:: Work to be completed ::
Copy out the material below in full, but not its images.

━━━━━━━━

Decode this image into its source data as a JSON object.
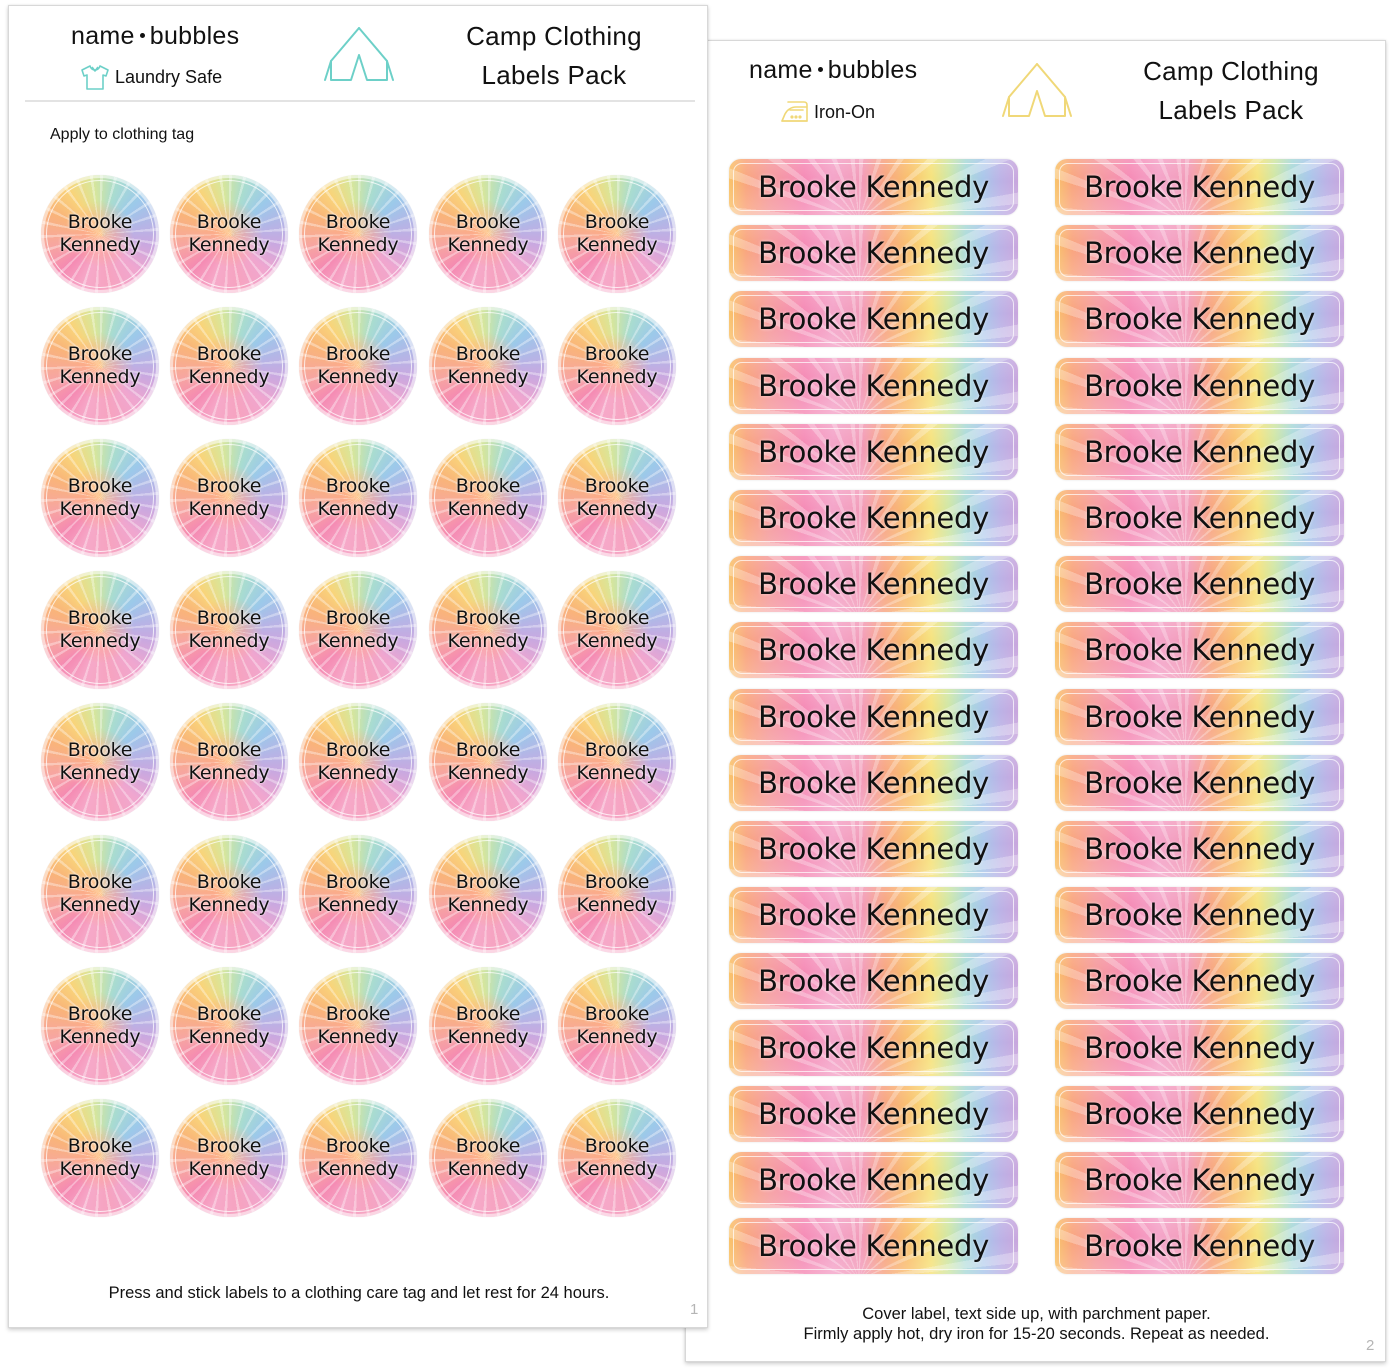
{
  "sheets": [
    {
      "page_number": "1",
      "brand": {
        "left": "name",
        "right": "bubbles"
      },
      "feature": {
        "icon": "t-shirt-icon",
        "label": "Laundry Safe",
        "color": "#6dd0c8"
      },
      "tent_icon": {
        "icon": "tent-icon",
        "color": "#6dd0c8"
      },
      "title_line1": "Camp Clothing",
      "title_line2": "Labels Pack",
      "instruction_top": "Apply to clothing tag",
      "label_shape": "circle",
      "label_grid": {
        "columns": 5,
        "rows": 8
      },
      "label_text": {
        "line1": "Brooke",
        "line2": "Kennedy"
      },
      "footer": "Press and stick labels to a clothing care tag and let rest for 24 hours."
    },
    {
      "page_number": "2",
      "brand": {
        "left": "name",
        "right": "bubbles"
      },
      "feature": {
        "icon": "iron-icon",
        "label": "Iron-On",
        "color": "#f0d878"
      },
      "tent_icon": {
        "icon": "tent-icon",
        "color": "#f0d878"
      },
      "title_line1": "Camp Clothing",
      "title_line2": "Labels Pack",
      "label_shape": "rounded-rectangle",
      "label_grid": {
        "columns": 2,
        "rows": 17
      },
      "label_text": "Brooke Kennedy",
      "footer_line1": "Cover label, text side up, with parchment paper.",
      "footer_line2": "Firmly apply hot, dry iron for 15-20 seconds. Repeat as needed."
    }
  ]
}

━━━━━━━━

:: Solution ::
Decode this image into its source data as a JSON object.
{
  "sheets": [
    {
      "page_number": "1",
      "brand": {
        "left": "name",
        "right": "bubbles"
      },
      "feature": {
        "icon": "t-shirt-icon",
        "label": "Laundry Safe",
        "color": "#6dd0c8"
      },
      "tent_icon": {
        "icon": "tent-icon",
        "color": "#6dd0c8"
      },
      "title_line1": "Camp Clothing",
      "title_line2": "Labels Pack",
      "instruction_top": "Apply to clothing tag",
      "label_shape": "circle",
      "label_grid": {
        "columns": 5,
        "rows": 8
      },
      "label_text": {
        "line1": "Brooke",
        "line2": "Kennedy"
      },
      "footer": "Press and stick labels to a clothing care tag and let rest for 24 hours."
    },
    {
      "page_number": "2",
      "brand": {
        "left": "name",
        "right": "bubbles"
      },
      "feature": {
        "icon": "iron-icon",
        "label": "Iron-On",
        "color": "#f0d878"
      },
      "tent_icon": {
        "icon": "tent-icon",
        "color": "#f0d878"
      },
      "title_line1": "Camp Clothing",
      "title_line2": "Labels Pack",
      "label_shape": "rounded-rectangle",
      "label_grid": {
        "columns": 2,
        "rows": 17
      },
      "label_text": "Brooke Kennedy",
      "footer_line1": "Cover label, text side up, with parchment paper.",
      "footer_line2": "Firmly apply hot, dry iron for 15-20 seconds. Repeat as needed."
    }
  ]
}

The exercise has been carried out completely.